**** Record set
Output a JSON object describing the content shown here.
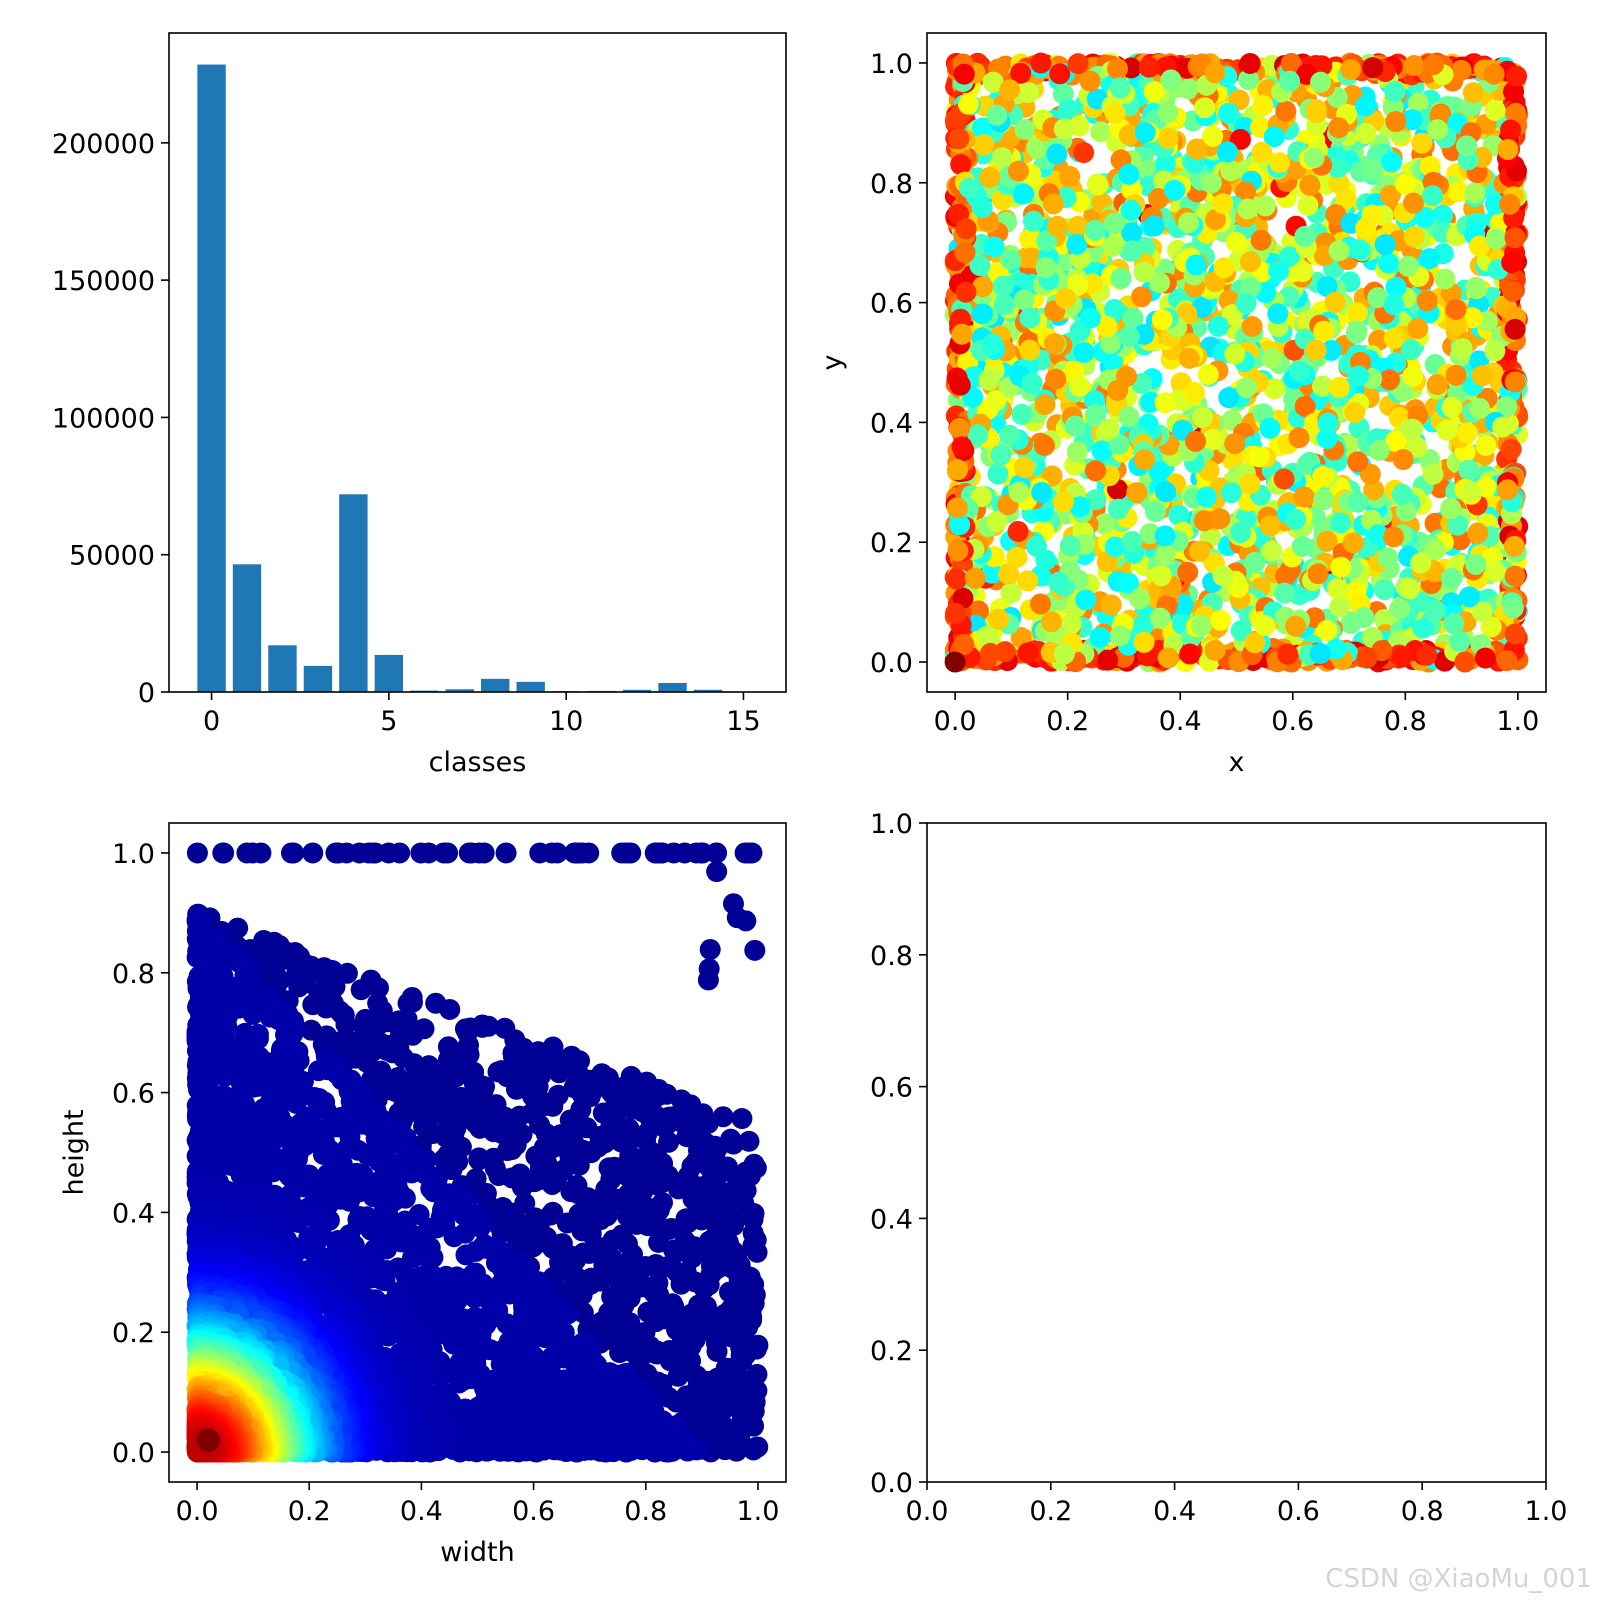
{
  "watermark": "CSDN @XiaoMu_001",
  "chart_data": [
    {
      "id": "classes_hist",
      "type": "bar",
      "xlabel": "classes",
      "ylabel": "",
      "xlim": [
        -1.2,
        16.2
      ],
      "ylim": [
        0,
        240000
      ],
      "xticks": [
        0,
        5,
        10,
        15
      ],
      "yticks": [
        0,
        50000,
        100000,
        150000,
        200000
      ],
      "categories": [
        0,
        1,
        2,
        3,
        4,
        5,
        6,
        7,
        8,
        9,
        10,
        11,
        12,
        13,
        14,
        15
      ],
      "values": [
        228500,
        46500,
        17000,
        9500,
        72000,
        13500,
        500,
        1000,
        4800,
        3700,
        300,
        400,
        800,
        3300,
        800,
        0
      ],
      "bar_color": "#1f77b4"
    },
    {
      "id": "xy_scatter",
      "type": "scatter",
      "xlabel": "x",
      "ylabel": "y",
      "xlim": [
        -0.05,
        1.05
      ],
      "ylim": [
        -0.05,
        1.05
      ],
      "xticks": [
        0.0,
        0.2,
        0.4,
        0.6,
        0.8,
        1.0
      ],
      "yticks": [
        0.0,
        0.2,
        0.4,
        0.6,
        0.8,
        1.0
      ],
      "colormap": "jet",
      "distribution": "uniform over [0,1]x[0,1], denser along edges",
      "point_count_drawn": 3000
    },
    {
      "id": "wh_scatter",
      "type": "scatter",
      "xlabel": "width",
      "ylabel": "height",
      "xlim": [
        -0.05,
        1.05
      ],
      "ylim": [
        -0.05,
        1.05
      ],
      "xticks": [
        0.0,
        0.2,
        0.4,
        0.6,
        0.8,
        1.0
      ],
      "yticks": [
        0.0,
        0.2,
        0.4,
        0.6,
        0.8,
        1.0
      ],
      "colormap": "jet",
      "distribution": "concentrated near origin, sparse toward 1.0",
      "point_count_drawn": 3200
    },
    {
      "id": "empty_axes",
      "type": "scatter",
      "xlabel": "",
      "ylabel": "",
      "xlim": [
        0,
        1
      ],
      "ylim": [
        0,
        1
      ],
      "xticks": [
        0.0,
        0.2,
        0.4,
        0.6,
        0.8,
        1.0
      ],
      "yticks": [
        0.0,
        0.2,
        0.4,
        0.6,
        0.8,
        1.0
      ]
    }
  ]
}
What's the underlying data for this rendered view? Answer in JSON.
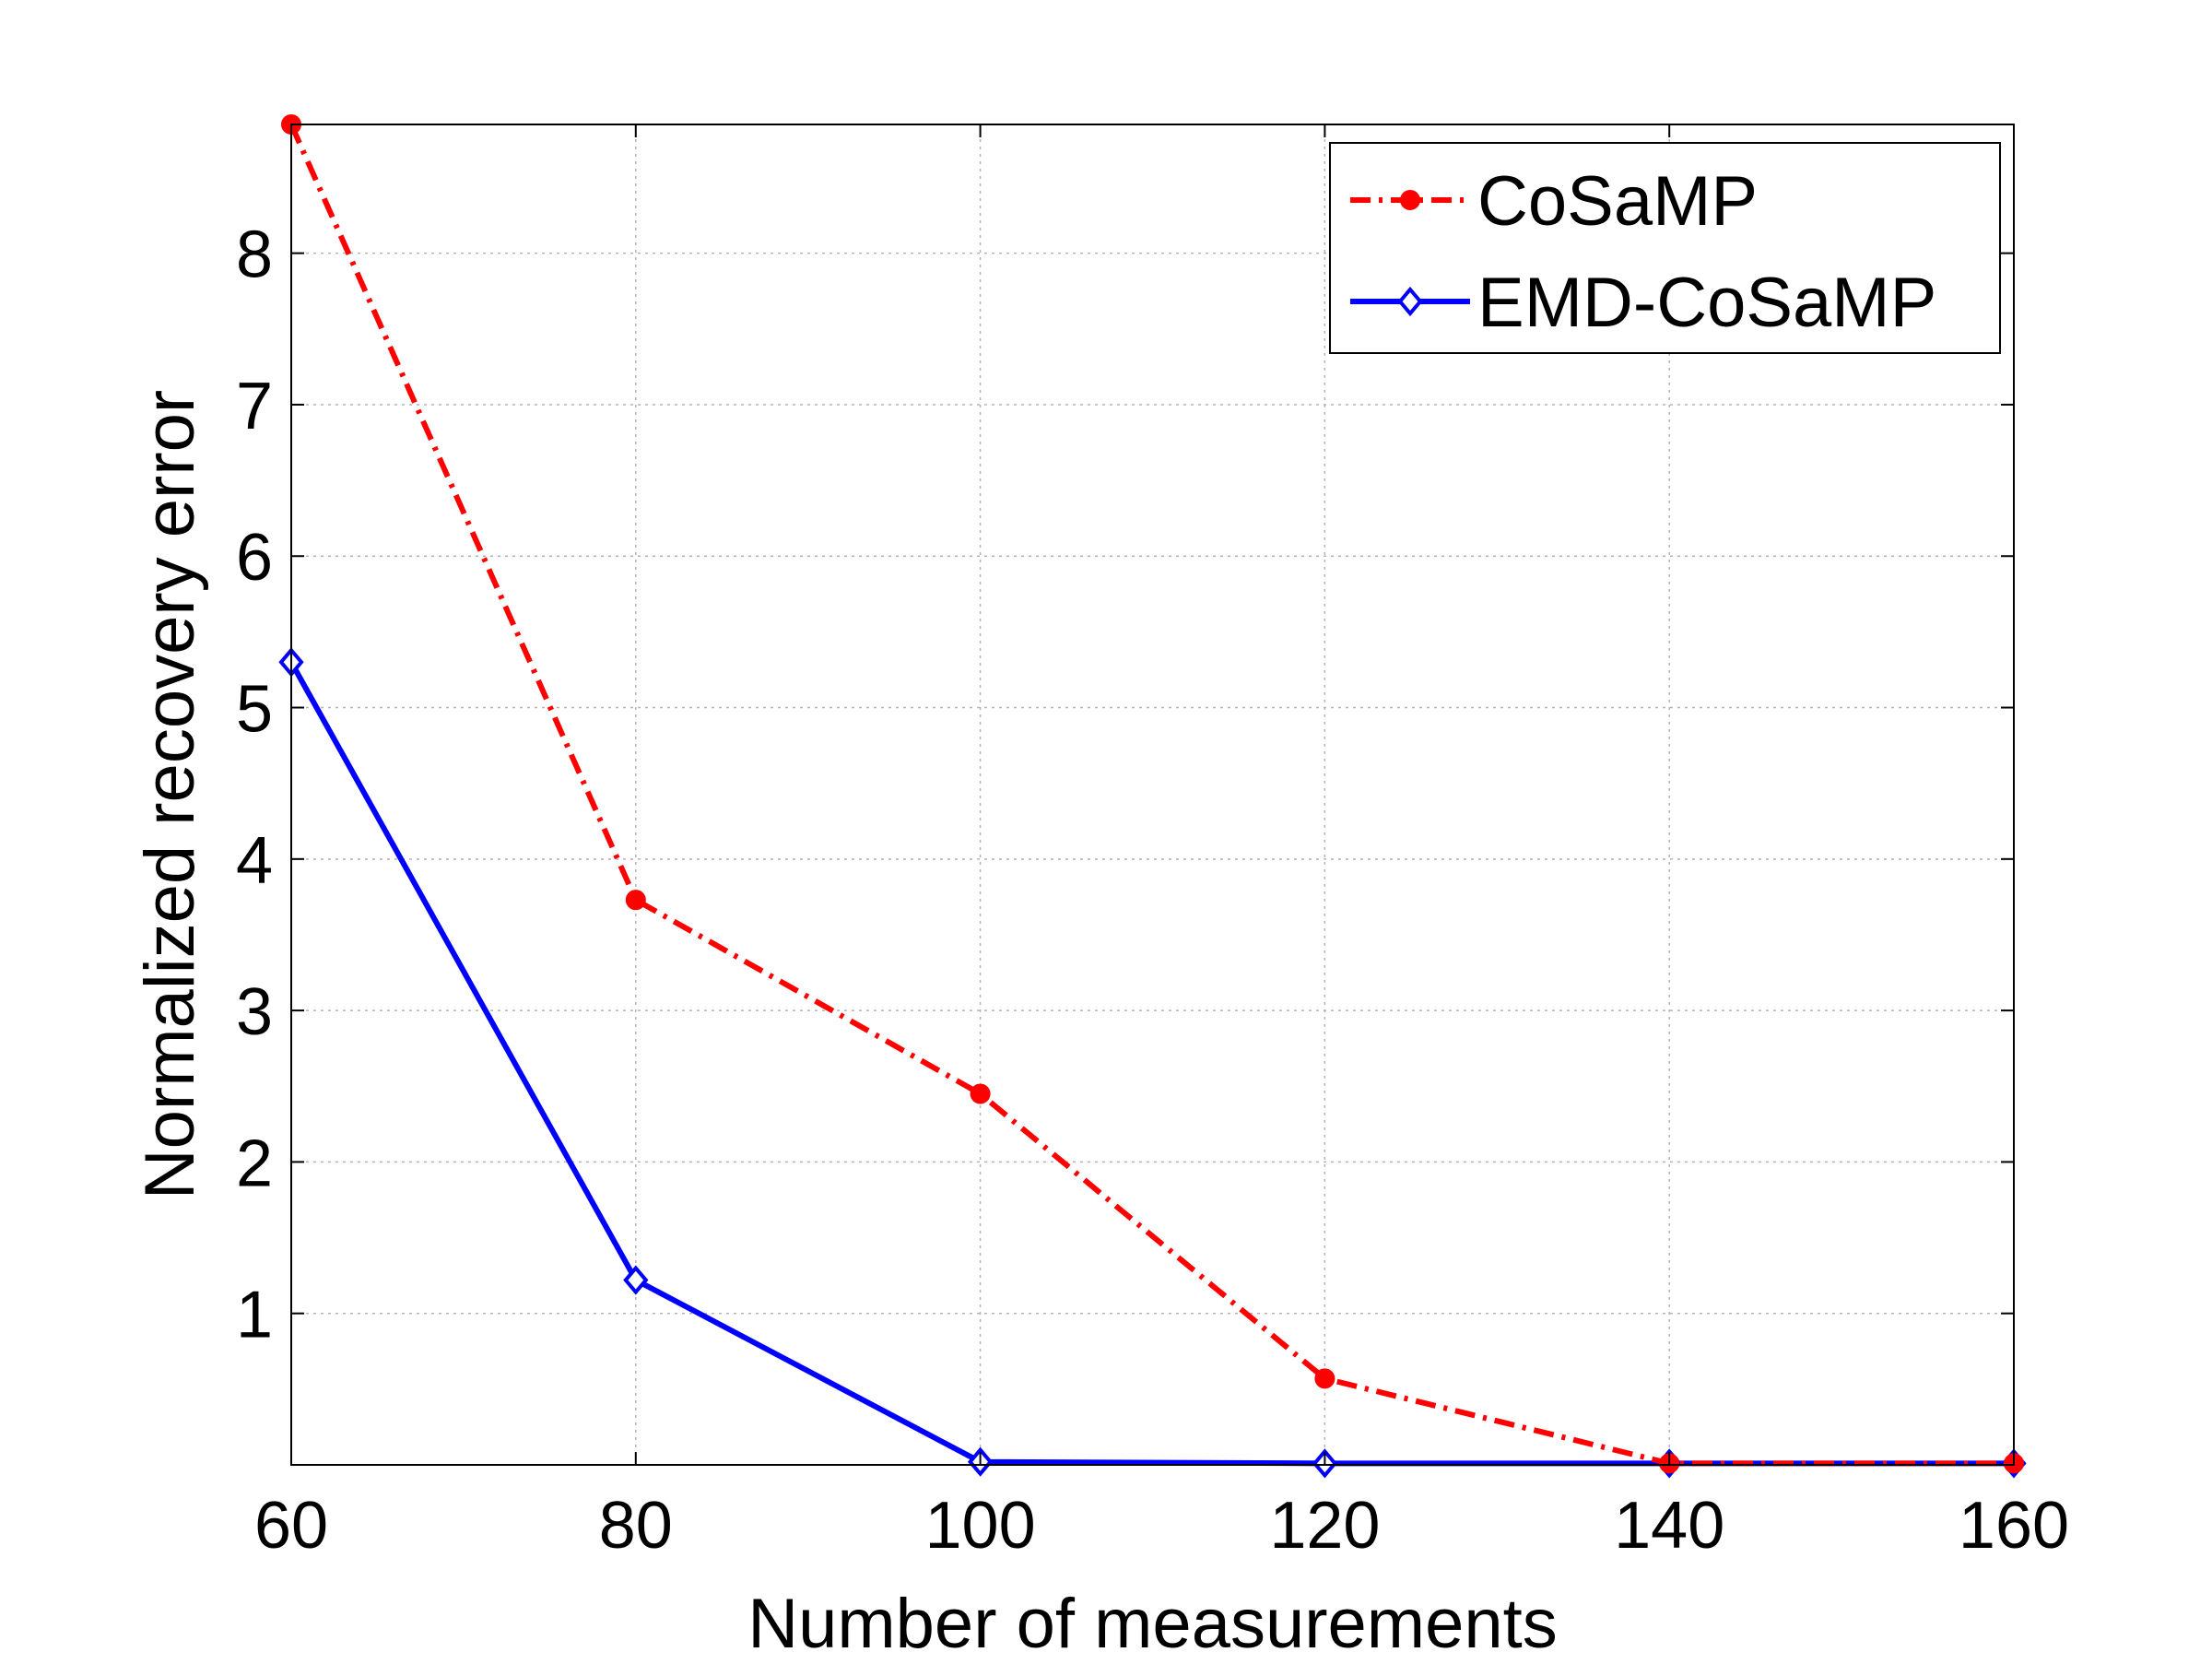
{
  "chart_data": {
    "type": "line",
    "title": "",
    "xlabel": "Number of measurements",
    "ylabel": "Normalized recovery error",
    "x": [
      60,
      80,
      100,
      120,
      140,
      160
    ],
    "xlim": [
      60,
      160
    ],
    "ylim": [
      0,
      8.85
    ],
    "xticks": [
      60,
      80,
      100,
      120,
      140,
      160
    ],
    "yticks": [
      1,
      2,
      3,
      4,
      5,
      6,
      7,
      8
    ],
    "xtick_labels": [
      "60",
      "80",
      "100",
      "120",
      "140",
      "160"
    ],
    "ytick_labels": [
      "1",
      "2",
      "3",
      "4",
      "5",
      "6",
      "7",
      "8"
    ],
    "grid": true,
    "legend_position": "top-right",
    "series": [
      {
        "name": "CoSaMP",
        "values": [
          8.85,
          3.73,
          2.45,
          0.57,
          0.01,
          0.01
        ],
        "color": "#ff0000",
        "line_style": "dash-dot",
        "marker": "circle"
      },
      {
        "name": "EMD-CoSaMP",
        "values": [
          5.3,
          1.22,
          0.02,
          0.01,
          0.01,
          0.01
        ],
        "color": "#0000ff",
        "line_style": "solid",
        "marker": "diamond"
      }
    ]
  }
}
********
Stated exercise —
Transcribe the material as is, with images omitted.

Problem solution —
Output a JSON object describing the content shown here.
{
  "watermark": "CSDN @XiaoMu_001",
  "chart_data": [
    {
      "id": "classes_hist",
      "type": "bar",
      "xlabel": "classes",
      "ylabel": "",
      "xlim": [
        -1.2,
        16.2
      ],
      "ylim": [
        0,
        240000
      ],
      "xticks": [
        0,
        5,
        10,
        15
      ],
      "yticks": [
        0,
        50000,
        100000,
        150000,
        200000
      ],
      "categories": [
        0,
        1,
        2,
        3,
        4,
        5,
        6,
        7,
        8,
        9,
        10,
        11,
        12,
        13,
        14,
        15
      ],
      "values": [
        228500,
        46500,
        17000,
        9500,
        72000,
        13500,
        500,
        1000,
        4800,
        3700,
        300,
        400,
        800,
        3300,
        800,
        0
      ],
      "bar_color": "#1f77b4"
    },
    {
      "id": "xy_scatter",
      "type": "scatter",
      "xlabel": "x",
      "ylabel": "y",
      "xlim": [
        -0.05,
        1.05
      ],
      "ylim": [
        -0.05,
        1.05
      ],
      "xticks": [
        0.0,
        0.2,
        0.4,
        0.6,
        0.8,
        1.0
      ],
      "yticks": [
        0.0,
        0.2,
        0.4,
        0.6,
        0.8,
        1.0
      ],
      "colormap": "jet",
      "distribution": "uniform over [0,1]x[0,1], denser along edges",
      "point_count_drawn": 3000
    },
    {
      "id": "wh_scatter",
      "type": "scatter",
      "xlabel": "width",
      "ylabel": "height",
      "xlim": [
        -0.05,
        1.05
      ],
      "ylim": [
        -0.05,
        1.05
      ],
      "xticks": [
        0.0,
        0.2,
        0.4,
        0.6,
        0.8,
        1.0
      ],
      "yticks": [
        0.0,
        0.2,
        0.4,
        0.6,
        0.8,
        1.0
      ],
      "colormap": "jet",
      "distribution": "concentrated near origin, sparse toward 1.0",
      "point_count_drawn": 3200
    },
    {
      "id": "empty_axes",
      "type": "scatter",
      "xlabel": "",
      "ylabel": "",
      "xlim": [
        0,
        1
      ],
      "ylim": [
        0,
        1
      ],
      "xticks": [
        0.0,
        0.2,
        0.4,
        0.6,
        0.8,
        1.0
      ],
      "yticks": [
        0.0,
        0.2,
        0.4,
        0.6,
        0.8,
        1.0
      ]
    }
  ]
}
What's the underlying data for this rendered view? Answer in JSON.
{
  "chart_data": {
    "type": "line",
    "title": "",
    "xlabel": "Number of measurements",
    "ylabel": "Normalized recovery error",
    "x": [
      60,
      80,
      100,
      120,
      140,
      160
    ],
    "xlim": [
      60,
      160
    ],
    "ylim": [
      0,
      8.85
    ],
    "xticks": [
      60,
      80,
      100,
      120,
      140,
      160
    ],
    "yticks": [
      1,
      2,
      3,
      4,
      5,
      6,
      7,
      8
    ],
    "xtick_labels": [
      "60",
      "80",
      "100",
      "120",
      "140",
      "160"
    ],
    "ytick_labels": [
      "1",
      "2",
      "3",
      "4",
      "5",
      "6",
      "7",
      "8"
    ],
    "grid": true,
    "legend_position": "top-right",
    "series": [
      {
        "name": "CoSaMP",
        "values": [
          8.85,
          3.73,
          2.45,
          0.57,
          0.01,
          0.01
        ],
        "color": "#ff0000",
        "line_style": "dash-dot",
        "marker": "circle"
      },
      {
        "name": "EMD-CoSaMP",
        "values": [
          5.3,
          1.22,
          0.02,
          0.01,
          0.01,
          0.01
        ],
        "color": "#0000ff",
        "line_style": "solid",
        "marker": "diamond"
      }
    ]
  }
}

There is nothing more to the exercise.